_Text:_

-- start --

On June 27, 2015, the second shoe from the collaboration, the Yeezy Boost 350 was made available through a worldwide release. The Yeezy Boost 350 marked an entry into "primeknit" technology, utilizing flat knitting machinery amalgamated with synthetic yarns. A preliminary version was made of a combination of petroleum-based ethylene-vinyl acetate (EVA) and foam generated from algae. In October 2015, Footwear News recognized the Yeezy Boost 350 with its Shoe of the Year award. In August 2016, GQ recognized Yeezy Boost 350 as the most influential shoe of the year.

On September 24, 2016, a second version of the shoe, known as Yeezy Boost 350 V2, debuted in a colorway called "Beluga".

Yeezy 950
The Yeezy 950 was first released on October 29, 2015 at select retail stores and online.  It was part of the Yeezy season 1 collection and came in four different colorways: Peyote, Moonrock, Chocolate, and Pirate black. Each shoe was retailed at $399. The Adidas Yeezy 950 extended the partnership outside of the sneaker space with its military-inspired design.

Yeezy 350 Cleat
The Adidas Yeezy 350 Football Boost cleat was for football and it had made its first appearance in a 2016 NFL kickoff game. Texans wide receiver DeAndre Hopkins was fined $6,000 for wearing the cleats because they broke the NFL uniform policy by not having a solid base color.

Yeezy Powerphase Calabasas
The Adidas Powerphase Calabasas was released on March 28, 2017. "The retro sneakers are an update of an Adidas trainer from the '80s. They feature a premium white leather upper with perforated stripes, green Adidas branding, and a red Trefoil logo." A tonal grey colorway released globally on December 9, 2017 for a retail price of $120; a "Core Black" colorway released shortly after on March 17, 2018. After the initial three colorways of the Yeezy Powerphase Calabasas, Adidas continued releasing several Powerphase models without the Yeezy Calabasas branding. Adidas then brought back the 1980s Adidas Trainer model that is "Yeezy-inspired".

-- end --

_Data:_
-- start --

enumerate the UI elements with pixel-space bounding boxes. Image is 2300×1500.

-- end --

_What needs to be done:_
Decide whether each statement agrees with the text on Yeezy shoes, answering yes or no and quoting the words of the text that settle it. 1. The Yeezy 950 came in four colorways. 2. Each Yeezy 950 retailed at $120. 3. Footwear News gave the Yeezy Boost 350 its Shoe of the Year award in October 2015.

_Response below:_
1. Yes: "came in four different colorways: Peyote, Moonrock, Chocolate, and Pirate black"
2. No: "Each shoe was retailed at $399."
3. Yes: "In October 2015, Footwear News recognized the Yeezy Boost 350 with its Shoe of the Year award."